#### Given data
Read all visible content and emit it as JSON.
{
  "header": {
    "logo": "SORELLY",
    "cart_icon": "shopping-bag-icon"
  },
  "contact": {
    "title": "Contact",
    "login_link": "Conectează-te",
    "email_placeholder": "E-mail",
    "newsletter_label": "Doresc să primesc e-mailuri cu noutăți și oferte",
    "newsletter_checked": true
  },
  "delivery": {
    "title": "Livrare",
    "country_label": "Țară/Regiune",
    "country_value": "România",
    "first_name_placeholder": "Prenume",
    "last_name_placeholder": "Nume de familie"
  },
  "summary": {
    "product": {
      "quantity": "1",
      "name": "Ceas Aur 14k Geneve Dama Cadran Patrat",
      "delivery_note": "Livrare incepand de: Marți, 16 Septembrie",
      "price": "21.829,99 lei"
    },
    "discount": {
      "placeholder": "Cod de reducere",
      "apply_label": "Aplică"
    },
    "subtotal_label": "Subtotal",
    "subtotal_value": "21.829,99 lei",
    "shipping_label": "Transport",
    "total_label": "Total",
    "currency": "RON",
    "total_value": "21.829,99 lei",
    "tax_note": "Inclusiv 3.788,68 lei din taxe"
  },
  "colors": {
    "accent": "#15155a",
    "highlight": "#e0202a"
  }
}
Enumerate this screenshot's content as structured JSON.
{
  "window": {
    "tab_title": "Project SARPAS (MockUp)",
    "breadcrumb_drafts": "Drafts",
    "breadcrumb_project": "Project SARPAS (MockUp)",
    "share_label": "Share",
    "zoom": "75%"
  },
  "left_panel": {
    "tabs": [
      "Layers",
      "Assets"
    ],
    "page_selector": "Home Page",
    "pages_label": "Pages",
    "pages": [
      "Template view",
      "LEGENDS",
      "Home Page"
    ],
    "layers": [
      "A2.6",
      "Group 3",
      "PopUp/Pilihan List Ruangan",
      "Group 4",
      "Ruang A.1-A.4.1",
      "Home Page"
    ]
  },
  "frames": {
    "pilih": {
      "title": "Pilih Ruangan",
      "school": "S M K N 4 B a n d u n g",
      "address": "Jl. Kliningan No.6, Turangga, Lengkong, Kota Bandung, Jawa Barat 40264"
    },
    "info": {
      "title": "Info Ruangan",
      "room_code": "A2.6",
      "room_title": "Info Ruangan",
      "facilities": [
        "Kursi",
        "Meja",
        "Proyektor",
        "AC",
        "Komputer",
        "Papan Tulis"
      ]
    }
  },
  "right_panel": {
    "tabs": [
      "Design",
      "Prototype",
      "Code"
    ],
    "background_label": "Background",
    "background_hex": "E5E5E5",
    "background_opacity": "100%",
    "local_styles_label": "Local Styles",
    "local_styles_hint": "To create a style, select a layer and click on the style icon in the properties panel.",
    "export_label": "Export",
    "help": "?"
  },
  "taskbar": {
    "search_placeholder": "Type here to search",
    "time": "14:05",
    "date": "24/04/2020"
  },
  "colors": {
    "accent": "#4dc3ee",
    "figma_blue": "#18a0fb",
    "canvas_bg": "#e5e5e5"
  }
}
########
### Written instruction
What is the number of lines above that contain the string "Project"? Answer with the number alone.

### Result of the exercise
2